======== Data entries ========
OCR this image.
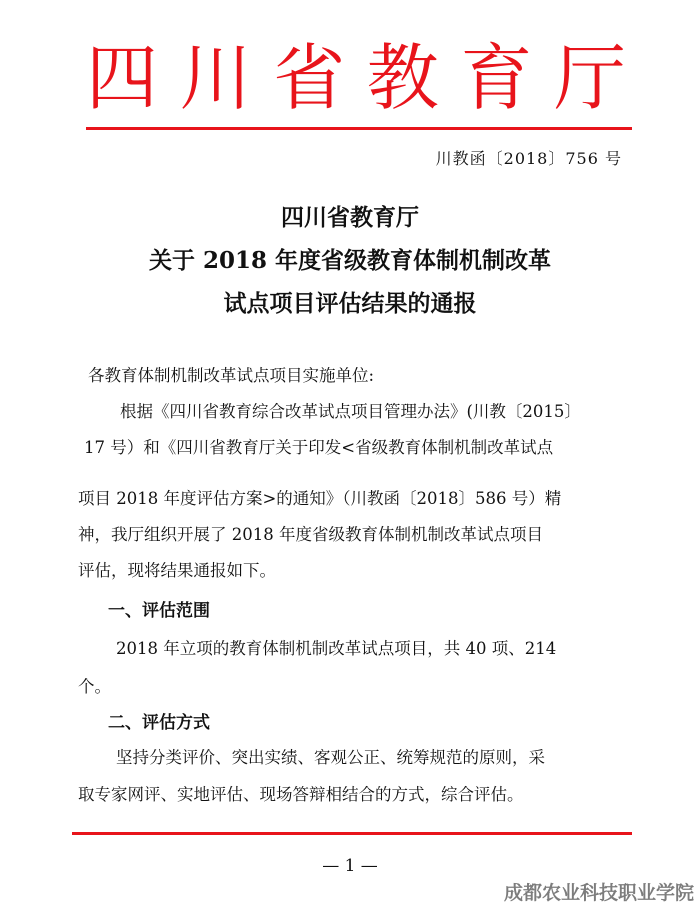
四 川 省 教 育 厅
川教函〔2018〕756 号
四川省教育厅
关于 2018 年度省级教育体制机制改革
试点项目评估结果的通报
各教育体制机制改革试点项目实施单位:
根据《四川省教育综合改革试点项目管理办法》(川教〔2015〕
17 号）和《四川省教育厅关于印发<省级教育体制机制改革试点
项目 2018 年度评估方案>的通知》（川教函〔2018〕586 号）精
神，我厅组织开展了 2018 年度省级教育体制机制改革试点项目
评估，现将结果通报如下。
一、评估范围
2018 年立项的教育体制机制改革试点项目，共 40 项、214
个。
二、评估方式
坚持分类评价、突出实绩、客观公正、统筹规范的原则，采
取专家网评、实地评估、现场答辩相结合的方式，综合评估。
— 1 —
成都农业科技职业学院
========
======== Data entries ========
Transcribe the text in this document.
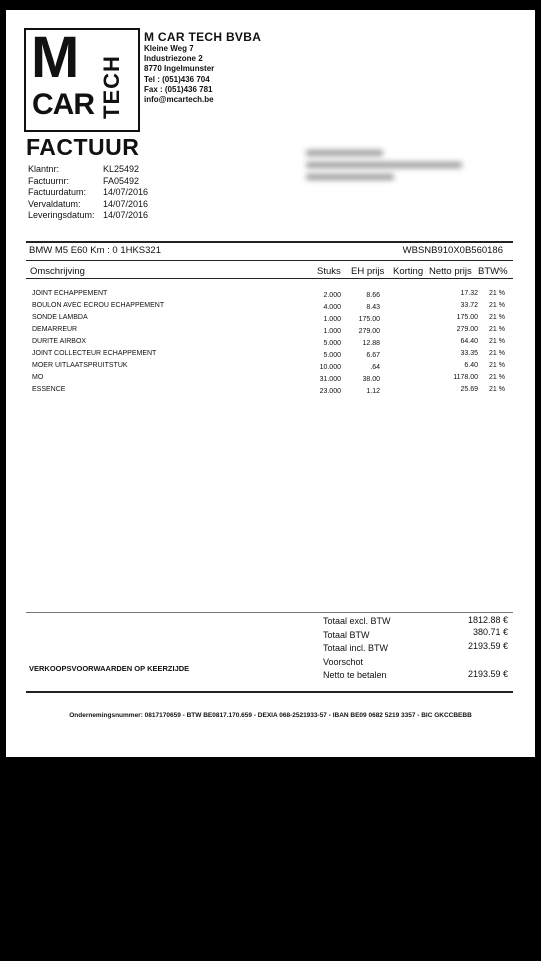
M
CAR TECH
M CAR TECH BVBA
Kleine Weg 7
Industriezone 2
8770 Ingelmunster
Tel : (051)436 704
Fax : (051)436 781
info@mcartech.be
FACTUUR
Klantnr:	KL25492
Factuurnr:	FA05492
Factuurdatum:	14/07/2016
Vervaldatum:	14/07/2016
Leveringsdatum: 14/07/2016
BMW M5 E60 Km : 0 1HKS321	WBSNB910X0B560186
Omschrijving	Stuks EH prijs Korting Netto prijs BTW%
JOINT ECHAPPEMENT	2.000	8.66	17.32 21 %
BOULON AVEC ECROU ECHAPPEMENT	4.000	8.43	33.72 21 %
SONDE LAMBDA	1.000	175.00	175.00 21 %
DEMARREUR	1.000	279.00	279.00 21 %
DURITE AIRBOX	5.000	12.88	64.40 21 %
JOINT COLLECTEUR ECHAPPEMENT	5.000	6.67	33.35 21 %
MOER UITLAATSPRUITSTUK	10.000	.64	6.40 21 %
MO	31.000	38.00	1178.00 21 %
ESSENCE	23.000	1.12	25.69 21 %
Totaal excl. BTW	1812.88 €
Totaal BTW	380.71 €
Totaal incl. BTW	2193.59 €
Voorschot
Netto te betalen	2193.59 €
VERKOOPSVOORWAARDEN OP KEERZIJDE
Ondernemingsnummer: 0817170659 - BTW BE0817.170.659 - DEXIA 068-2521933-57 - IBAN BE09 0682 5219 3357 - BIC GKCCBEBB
========
Count the lines in which the string "ECHAPPEMENT" appears, then report only that figure.

3